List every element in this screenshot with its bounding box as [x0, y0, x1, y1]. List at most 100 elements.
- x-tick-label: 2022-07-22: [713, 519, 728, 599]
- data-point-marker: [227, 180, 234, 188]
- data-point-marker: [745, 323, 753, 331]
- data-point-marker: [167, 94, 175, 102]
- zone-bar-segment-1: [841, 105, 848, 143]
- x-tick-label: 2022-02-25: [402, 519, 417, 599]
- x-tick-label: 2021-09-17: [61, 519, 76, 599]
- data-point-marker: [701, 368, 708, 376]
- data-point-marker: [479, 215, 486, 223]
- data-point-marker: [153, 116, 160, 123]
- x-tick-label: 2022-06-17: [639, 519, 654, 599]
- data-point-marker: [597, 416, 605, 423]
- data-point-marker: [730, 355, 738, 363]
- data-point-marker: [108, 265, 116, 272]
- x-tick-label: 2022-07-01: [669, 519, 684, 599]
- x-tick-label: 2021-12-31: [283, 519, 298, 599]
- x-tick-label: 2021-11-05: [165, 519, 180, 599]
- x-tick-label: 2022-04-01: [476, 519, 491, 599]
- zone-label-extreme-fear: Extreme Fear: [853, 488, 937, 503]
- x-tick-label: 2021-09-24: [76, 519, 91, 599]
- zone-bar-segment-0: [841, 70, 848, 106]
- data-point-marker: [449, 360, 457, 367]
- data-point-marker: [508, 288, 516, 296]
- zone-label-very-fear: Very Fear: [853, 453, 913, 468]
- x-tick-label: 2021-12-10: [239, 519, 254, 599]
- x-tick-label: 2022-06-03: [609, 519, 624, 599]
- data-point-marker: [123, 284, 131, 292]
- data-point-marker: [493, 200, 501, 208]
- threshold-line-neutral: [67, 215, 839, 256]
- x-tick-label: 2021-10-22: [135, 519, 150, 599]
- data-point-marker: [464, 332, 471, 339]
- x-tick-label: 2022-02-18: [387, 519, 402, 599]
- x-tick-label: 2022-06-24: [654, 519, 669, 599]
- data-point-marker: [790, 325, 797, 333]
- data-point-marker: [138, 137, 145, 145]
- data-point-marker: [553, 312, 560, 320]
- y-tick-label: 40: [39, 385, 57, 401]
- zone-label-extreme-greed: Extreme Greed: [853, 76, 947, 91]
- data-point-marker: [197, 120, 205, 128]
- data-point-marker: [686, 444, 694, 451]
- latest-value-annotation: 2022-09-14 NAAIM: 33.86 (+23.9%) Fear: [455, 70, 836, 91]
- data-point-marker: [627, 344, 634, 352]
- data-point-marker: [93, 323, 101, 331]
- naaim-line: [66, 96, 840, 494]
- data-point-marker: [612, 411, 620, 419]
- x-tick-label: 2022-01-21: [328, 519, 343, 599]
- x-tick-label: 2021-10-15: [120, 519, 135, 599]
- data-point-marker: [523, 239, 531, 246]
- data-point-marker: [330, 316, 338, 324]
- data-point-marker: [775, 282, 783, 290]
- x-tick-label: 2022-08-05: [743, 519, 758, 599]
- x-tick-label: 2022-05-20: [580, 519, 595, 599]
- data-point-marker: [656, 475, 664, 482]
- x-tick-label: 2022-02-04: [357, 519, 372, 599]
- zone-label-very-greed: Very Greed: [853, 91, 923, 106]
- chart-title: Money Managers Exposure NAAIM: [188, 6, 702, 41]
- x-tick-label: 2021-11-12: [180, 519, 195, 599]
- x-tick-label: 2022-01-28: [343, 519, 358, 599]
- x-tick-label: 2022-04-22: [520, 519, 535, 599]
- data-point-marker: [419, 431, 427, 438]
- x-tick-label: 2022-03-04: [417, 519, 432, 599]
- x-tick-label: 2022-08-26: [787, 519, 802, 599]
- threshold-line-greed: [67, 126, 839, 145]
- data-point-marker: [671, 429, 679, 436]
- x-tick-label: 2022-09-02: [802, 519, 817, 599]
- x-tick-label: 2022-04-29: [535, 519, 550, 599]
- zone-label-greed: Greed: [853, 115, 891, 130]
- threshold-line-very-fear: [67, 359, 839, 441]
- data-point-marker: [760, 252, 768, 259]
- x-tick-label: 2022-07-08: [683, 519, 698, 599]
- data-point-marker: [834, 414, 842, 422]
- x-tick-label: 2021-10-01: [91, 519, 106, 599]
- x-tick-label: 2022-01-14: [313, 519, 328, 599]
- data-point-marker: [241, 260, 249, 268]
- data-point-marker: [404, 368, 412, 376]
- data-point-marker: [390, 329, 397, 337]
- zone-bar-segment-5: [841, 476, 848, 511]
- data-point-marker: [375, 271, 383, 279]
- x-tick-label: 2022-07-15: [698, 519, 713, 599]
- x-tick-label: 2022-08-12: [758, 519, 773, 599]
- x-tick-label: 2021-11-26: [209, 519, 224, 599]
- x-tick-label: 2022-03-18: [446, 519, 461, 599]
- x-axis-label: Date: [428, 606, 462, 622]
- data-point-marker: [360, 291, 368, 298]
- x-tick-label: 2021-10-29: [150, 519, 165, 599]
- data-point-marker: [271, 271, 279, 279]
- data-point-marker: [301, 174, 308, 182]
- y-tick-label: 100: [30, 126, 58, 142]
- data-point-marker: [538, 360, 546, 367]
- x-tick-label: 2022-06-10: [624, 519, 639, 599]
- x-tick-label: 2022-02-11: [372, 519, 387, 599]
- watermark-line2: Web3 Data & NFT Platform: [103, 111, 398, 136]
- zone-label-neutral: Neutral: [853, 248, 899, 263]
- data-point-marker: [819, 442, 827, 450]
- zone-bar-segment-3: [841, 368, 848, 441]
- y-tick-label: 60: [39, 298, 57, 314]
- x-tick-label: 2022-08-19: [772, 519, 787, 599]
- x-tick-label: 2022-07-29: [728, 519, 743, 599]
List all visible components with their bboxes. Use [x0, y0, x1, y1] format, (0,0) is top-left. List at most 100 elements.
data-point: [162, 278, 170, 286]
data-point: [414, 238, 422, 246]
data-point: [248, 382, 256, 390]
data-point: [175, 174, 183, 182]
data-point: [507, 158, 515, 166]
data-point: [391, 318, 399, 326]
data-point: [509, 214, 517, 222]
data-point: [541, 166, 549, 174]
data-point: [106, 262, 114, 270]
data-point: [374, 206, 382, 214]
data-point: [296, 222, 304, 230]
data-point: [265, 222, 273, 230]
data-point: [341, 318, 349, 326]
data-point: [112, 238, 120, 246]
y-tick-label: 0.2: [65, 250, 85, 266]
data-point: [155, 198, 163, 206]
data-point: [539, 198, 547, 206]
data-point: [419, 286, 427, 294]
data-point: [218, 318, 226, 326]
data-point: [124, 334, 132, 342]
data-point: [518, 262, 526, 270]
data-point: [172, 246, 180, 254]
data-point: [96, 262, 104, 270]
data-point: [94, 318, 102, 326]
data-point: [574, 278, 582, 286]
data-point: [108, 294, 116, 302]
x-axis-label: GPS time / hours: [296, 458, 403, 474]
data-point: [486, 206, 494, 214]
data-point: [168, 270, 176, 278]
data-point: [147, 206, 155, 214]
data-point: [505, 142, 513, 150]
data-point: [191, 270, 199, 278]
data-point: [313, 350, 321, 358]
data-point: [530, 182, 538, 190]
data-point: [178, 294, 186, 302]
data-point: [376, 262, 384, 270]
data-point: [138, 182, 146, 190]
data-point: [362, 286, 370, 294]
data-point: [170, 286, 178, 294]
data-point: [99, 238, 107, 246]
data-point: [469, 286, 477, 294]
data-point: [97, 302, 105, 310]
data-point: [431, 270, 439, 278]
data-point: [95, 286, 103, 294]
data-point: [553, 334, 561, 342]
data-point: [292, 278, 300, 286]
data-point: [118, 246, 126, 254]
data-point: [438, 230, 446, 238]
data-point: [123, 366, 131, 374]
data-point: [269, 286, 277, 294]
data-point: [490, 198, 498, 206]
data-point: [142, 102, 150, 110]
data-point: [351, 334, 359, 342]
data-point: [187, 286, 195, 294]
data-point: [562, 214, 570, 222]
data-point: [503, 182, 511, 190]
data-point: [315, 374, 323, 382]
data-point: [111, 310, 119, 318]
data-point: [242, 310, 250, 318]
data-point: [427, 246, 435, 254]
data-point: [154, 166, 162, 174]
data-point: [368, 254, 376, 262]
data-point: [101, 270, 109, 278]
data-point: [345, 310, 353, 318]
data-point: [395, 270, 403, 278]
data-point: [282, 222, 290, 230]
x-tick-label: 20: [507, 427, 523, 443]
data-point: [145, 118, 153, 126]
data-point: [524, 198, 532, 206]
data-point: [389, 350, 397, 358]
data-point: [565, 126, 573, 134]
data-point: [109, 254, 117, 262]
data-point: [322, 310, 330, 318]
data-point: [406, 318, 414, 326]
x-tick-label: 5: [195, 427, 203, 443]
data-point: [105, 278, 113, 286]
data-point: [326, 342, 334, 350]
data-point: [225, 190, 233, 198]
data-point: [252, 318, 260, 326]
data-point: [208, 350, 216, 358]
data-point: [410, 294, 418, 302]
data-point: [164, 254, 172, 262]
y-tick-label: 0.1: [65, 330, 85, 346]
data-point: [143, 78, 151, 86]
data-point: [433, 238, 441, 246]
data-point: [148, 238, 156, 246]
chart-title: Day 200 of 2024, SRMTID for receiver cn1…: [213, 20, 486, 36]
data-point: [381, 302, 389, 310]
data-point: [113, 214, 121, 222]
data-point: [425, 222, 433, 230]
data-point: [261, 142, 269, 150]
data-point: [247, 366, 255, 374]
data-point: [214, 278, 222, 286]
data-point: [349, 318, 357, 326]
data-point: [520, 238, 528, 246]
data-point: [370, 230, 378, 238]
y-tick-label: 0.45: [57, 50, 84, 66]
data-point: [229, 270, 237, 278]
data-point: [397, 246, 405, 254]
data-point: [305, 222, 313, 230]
+ + + + + + +
> WHAT TO PRODUCE: How many lines in the rows above contain the string "Extreme"? Reply with the number alone.

> TASK SOLUTION: 2